▶ GOAL OF THE EXERCISE
Only the lines from the one containing "What text is on this page?" to the end of the entries should be written out, each exactly as it stands, both ends included.

[Collected data entries]
•••••

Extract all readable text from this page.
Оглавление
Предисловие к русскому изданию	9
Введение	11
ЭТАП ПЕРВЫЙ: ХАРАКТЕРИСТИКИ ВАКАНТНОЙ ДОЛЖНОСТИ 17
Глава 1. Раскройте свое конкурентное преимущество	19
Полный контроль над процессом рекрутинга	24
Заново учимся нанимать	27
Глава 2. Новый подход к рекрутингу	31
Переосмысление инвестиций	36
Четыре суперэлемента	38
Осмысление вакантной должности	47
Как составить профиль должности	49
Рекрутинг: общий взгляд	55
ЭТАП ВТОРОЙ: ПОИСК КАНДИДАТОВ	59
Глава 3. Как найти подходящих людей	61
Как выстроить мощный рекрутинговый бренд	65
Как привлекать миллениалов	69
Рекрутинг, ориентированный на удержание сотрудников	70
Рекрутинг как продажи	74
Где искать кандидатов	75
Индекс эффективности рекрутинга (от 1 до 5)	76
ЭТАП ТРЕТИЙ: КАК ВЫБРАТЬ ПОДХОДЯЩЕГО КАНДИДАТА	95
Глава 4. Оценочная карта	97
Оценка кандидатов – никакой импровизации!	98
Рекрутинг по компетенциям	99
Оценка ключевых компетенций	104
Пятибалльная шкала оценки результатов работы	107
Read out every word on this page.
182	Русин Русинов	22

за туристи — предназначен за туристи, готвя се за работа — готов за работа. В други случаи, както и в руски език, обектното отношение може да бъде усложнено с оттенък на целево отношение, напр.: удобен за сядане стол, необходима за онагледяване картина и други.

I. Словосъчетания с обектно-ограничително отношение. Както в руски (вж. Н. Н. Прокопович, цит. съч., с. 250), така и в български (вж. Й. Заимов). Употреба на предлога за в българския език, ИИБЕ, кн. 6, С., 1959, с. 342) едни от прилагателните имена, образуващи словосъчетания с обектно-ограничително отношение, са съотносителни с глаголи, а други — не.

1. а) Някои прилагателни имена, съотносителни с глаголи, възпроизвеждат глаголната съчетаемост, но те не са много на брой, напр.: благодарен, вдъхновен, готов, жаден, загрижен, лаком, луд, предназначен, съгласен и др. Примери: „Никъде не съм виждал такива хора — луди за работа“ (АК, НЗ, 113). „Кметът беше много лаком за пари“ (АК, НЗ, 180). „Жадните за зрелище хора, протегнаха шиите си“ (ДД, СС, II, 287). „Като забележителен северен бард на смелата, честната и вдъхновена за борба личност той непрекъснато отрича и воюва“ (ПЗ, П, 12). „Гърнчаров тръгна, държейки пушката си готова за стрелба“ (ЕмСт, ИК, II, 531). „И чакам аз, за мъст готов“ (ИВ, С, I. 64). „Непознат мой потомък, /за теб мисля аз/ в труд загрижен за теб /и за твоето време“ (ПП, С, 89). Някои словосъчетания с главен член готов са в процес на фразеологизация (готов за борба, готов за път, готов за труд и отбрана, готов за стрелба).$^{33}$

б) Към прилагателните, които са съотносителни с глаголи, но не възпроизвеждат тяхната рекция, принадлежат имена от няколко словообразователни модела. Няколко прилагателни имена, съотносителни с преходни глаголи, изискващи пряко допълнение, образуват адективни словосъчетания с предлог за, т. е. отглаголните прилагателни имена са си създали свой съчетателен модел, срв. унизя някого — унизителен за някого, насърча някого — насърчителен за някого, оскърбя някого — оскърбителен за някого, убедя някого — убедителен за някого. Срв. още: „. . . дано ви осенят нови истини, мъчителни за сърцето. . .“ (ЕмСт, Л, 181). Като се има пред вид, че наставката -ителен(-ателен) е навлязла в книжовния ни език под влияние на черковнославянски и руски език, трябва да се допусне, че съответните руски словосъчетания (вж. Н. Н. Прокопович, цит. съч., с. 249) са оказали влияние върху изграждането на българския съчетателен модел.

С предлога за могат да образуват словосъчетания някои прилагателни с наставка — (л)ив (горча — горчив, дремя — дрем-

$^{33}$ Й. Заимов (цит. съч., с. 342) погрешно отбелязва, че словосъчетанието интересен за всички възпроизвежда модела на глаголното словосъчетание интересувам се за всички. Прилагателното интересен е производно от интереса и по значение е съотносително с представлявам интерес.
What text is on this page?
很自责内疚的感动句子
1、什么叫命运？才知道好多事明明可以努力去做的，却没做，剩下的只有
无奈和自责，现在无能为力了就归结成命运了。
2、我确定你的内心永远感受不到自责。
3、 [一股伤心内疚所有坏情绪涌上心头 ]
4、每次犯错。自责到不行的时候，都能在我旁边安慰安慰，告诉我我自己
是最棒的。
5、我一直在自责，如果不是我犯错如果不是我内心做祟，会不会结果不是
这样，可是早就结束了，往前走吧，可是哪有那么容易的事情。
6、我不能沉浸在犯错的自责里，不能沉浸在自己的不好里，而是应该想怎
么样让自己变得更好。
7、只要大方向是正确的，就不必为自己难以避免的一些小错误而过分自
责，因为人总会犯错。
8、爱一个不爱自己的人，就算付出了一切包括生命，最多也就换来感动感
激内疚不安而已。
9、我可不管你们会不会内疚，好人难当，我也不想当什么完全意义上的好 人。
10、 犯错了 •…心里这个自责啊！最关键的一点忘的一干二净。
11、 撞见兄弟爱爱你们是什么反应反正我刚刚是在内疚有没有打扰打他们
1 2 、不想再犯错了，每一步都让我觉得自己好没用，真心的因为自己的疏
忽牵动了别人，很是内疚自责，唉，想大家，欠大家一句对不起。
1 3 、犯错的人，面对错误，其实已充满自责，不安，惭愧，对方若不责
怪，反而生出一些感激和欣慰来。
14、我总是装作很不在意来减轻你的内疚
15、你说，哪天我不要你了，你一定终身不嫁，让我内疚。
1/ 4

•••••

▶ OUTPUT BELOW
What text is on this page?
很自责内疚的感动句子
1、什么叫命运？才知道好多事明明可以努力去做的，却没做，剩下的只有
无奈和自责，现在无能为力了就归结成命运了。
2、我确定你的内心永远感受不到自责。
3、 [一股伤心内疚所有坏情绪涌上心头 ]
4、每次犯错。自责到不行的时候，都能在我旁边安慰安慰，告诉我我自己
是最棒的。
5、我一直在自责，如果不是我犯错如果不是我内心做祟，会不会结果不是
这样，可是早就结束了，往前走吧，可是哪有那么容易的事情。
6、我不能沉浸在犯错的自责里，不能沉浸在自己的不好里，而是应该想怎
么样让自己变得更好。
7、只要大方向是正确的，就不必为自己难以避免的一些小错误而过分自
责，因为人总会犯错。
8、爱一个不爱自己的人，就算付出了一切包括生命，最多也就换来感动感
激内疚不安而已。
9、我可不管你们会不会内疚，好人难当，我也不想当什么完全意义上的好 人。
10、 犯错了 •…心里这个自责啊！最关键的一点忘的一干二净。
11、 撞见兄弟爱爱你们是什么反应反正我刚刚是在内疚有没有打扰打他们
1 2 、不想再犯错了，每一步都让我觉得自己好没用，真心的因为自己的疏
忽牵动了别人，很是内疚自责，唉，想大家，欠大家一句对不起。
1 3 、犯错的人，面对错误，其实已充满自责，不安，惭愧，对方若不责
怪，反而生出一些感激和欣慰来。
14、我总是装作很不在意来减轻你的内疚
15、你说，哪天我不要你了，你一定终身不嫁，让我内疚。
1/ 4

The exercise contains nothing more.